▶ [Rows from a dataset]
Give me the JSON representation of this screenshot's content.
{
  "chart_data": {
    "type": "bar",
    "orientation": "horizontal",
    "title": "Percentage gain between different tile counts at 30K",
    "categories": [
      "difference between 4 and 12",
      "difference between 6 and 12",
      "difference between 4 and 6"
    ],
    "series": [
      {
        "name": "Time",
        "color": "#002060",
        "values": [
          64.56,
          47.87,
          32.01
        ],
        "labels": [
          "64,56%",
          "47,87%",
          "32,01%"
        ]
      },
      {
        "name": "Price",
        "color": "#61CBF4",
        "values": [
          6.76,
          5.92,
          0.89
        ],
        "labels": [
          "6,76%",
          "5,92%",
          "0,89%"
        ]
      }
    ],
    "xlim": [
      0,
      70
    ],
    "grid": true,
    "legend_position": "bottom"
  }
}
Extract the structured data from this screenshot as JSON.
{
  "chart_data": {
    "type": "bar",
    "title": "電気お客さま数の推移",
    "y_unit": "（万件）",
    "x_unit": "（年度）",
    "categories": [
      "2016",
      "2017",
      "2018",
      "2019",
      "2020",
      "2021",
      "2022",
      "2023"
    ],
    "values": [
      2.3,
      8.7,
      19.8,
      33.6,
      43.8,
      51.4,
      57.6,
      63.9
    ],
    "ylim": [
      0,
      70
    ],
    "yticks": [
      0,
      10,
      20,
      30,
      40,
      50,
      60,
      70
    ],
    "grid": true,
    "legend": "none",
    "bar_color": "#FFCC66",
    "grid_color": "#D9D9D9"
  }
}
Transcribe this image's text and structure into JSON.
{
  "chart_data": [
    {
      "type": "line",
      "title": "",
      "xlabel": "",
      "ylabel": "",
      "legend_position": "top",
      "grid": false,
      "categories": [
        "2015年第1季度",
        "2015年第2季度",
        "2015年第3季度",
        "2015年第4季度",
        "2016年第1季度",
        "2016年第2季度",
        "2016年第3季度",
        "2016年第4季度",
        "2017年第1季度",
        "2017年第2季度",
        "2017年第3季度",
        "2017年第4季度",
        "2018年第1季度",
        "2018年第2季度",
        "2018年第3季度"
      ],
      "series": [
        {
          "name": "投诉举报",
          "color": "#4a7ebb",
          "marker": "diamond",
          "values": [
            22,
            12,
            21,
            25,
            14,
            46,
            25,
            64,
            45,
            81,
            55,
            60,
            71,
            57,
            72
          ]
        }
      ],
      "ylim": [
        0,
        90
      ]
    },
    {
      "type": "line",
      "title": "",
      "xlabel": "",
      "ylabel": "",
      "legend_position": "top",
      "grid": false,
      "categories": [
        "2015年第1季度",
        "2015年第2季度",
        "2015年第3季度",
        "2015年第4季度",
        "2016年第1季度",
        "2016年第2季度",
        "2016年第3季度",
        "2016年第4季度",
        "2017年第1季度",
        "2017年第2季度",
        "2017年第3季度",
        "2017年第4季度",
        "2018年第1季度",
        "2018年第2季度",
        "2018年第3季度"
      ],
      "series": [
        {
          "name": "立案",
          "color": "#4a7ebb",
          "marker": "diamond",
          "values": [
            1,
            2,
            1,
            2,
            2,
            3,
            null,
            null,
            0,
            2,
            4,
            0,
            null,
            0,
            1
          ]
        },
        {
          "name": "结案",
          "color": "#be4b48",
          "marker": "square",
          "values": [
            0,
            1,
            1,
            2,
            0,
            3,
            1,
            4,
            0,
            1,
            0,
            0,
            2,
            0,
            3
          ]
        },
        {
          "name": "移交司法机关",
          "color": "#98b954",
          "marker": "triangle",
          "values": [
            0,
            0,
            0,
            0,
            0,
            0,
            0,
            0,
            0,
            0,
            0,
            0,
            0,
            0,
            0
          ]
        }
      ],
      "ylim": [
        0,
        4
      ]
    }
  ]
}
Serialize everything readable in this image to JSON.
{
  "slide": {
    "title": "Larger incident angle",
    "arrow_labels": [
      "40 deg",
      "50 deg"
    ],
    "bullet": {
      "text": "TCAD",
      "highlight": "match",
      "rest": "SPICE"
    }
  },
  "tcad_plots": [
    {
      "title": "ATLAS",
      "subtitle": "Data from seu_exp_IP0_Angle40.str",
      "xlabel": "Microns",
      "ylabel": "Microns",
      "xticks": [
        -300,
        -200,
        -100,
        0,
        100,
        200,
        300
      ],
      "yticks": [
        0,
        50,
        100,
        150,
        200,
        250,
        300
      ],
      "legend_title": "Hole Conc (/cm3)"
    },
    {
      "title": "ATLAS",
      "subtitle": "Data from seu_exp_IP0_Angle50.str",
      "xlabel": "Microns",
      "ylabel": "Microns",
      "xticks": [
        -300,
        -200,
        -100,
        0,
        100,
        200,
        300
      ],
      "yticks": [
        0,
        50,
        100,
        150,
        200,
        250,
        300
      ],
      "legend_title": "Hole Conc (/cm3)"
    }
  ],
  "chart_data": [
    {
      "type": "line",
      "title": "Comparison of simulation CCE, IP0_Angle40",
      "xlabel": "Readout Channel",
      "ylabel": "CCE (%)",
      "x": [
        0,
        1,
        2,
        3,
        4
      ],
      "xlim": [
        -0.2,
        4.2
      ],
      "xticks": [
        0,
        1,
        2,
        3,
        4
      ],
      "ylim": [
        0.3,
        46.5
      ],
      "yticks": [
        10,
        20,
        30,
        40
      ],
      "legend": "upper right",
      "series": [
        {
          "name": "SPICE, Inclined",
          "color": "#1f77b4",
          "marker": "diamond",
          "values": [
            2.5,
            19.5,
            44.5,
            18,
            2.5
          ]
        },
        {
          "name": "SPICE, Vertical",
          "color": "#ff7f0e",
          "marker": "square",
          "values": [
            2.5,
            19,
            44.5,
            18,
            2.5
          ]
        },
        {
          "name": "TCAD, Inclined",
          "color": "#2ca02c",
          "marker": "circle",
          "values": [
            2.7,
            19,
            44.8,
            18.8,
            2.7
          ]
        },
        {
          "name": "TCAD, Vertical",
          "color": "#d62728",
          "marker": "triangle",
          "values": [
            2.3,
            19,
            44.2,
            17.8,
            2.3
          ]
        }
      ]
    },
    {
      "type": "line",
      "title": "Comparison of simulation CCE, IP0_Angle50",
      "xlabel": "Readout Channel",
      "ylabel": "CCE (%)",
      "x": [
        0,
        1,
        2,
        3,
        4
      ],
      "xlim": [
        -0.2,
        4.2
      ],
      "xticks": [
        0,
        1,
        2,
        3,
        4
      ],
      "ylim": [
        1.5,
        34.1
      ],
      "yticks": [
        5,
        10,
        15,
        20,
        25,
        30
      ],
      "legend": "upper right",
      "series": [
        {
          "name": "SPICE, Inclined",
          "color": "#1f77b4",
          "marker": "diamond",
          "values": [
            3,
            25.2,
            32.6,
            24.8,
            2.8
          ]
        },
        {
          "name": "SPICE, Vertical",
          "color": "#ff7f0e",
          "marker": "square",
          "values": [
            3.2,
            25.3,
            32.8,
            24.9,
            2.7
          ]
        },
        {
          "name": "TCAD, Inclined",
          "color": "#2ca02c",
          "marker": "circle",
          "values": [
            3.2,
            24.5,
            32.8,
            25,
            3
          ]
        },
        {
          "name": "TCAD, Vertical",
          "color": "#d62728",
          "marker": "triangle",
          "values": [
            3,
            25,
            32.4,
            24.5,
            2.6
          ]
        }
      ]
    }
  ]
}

▶ [Your goal]
Note every line above where the string "simulation" shows up, and copy those lines.

▶ [Full solution]
      "title": "Comparison of simulation CCE, IP0_Angle40",
      "title": "Comparison of simulation CCE, IP0_Angle50",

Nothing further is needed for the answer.